**Exercise:**
In the entries below, find every line holding the string "Dolerite" and collect it.

──────────────────────────────

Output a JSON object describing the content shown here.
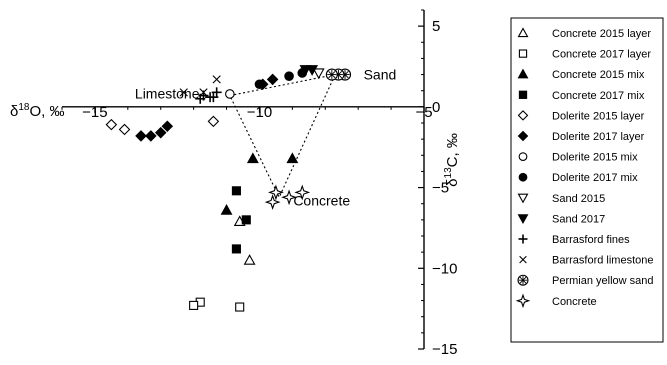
{
  "chart_data": {
    "type": "scatter",
    "title": "",
    "xlabel": "δ18O, ‰",
    "ylabel": "δ13C, ‰",
    "xlabel_base": "δ",
    "xlabel_sup": "18",
    "xlabel_rest": "O, ‰",
    "ylabel_base": "δ",
    "ylabel_sup": "13",
    "ylabel_rest": "C, ‰",
    "xlim": [
      -16,
      -5
    ],
    "ylim": [
      -15,
      6
    ],
    "x_ticks": [
      {
        "value": -15,
        "label": "−15"
      },
      {
        "value": -10,
        "label": "−10"
      },
      {
        "value": -5,
        "label": "−5"
      }
    ],
    "y_ticks": [
      {
        "value": 5,
        "label": "5"
      },
      {
        "value": 0,
        "label": "0"
      },
      {
        "value": -5,
        "label": "−5"
      },
      {
        "value": -10,
        "label": "−10"
      },
      {
        "value": -15,
        "label": "−15"
      }
    ],
    "grid": false,
    "legend_position": "right",
    "annotations": [
      {
        "text": "Limestone",
        "x": -11.7,
        "y": 0.7
      },
      {
        "text": "Sand",
        "x": -7.2,
        "y": 2.0
      },
      {
        "text": "Concrete",
        "x": -9.7,
        "y": -5.8
      }
    ],
    "end_members": {
      "limestone": [
        -10.9,
        0.7
      ],
      "sand": [
        -7.7,
        2.0
      ],
      "concrete": [
        -9.4,
        -5.6
      ]
    },
    "series": [
      {
        "name": "Concrete 2015 layer",
        "marker": "triangle-open",
        "points": [
          [
            -10.3,
            -9.5
          ],
          [
            -10.6,
            -7.1
          ]
        ]
      },
      {
        "name": "Concrete 2017 layer",
        "marker": "square-open",
        "points": [
          [
            -11.8,
            -12.1
          ],
          [
            -12.0,
            -12.3
          ],
          [
            -10.6,
            -12.4
          ]
        ]
      },
      {
        "name": "Concrete 2015 mix",
        "marker": "triangle-filled",
        "points": [
          [
            -9.0,
            -3.2
          ],
          [
            -10.2,
            -3.2
          ],
          [
            -11.0,
            -6.4
          ]
        ]
      },
      {
        "name": "Concrete 2017 mix",
        "marker": "square-filled",
        "points": [
          [
            -10.7,
            -5.2
          ],
          [
            -10.4,
            -7.0
          ],
          [
            -10.7,
            -8.8
          ]
        ]
      },
      {
        "name": "Dolerite 2015 layer",
        "marker": "diamond-open",
        "points": [
          [
            -14.5,
            -1.1
          ],
          [
            -14.1,
            -1.4
          ],
          [
            -11.4,
            -0.9
          ]
        ]
      },
      {
        "name": "Dolerite 2017 layer",
        "marker": "diamond-filled",
        "points": [
          [
            -12.8,
            -1.2
          ],
          [
            -13.0,
            -1.6
          ],
          [
            -13.3,
            -1.8
          ],
          [
            -13.6,
            -1.8
          ],
          [
            -9.6,
            1.7
          ],
          [
            -9.9,
            1.4
          ]
        ]
      },
      {
        "name": "Dolerite 2015 mix",
        "marker": "circle-open",
        "points": [
          [
            -10.9,
            0.8
          ]
        ]
      },
      {
        "name": "Dolerite 2017 mix",
        "marker": "circle-filled",
        "points": [
          [
            -10.0,
            1.4
          ],
          [
            -9.1,
            1.9
          ],
          [
            -8.7,
            2.1
          ]
        ]
      },
      {
        "name": "Sand 2015",
        "marker": "triangle-down-open",
        "points": [
          [
            -8.2,
            2.1
          ]
        ]
      },
      {
        "name": "Sand 2017",
        "marker": "triangle-down-filled",
        "points": [
          [
            -8.4,
            2.3
          ],
          [
            -8.6,
            2.3
          ]
        ]
      },
      {
        "name": "Barrasford fines",
        "marker": "plus",
        "points": [
          [
            -11.5,
            0.6
          ],
          [
            -11.7,
            0.7
          ],
          [
            -11.3,
            0.9
          ],
          [
            -11.8,
            0.5
          ],
          [
            -11.4,
            0.6
          ]
        ]
      },
      {
        "name": "Barrasford limestone",
        "marker": "x",
        "points": [
          [
            -11.3,
            1.7
          ],
          [
            -12.3,
            0.9
          ],
          [
            -11.7,
            0.9
          ]
        ]
      },
      {
        "name": "Permian yellow sand",
        "marker": "asterisk-circle",
        "points": [
          [
            -7.4,
            2.0
          ],
          [
            -7.6,
            2.0
          ],
          [
            -7.8,
            2.0
          ]
        ]
      },
      {
        "name": "Concrete",
        "marker": "star4-open",
        "points": [
          [
            -9.5,
            -5.3
          ],
          [
            -9.6,
            -5.9
          ],
          [
            -9.1,
            -5.6
          ],
          [
            -8.7,
            -5.3
          ]
        ]
      }
    ]
  }
}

──────────────────────────────

**Result for this task:**
        "name": "Dolerite 2015 layer",
        "name": "Dolerite 2017 layer",
        "name": "Dolerite 2015 mix",
        "name": "Dolerite 2017 mix",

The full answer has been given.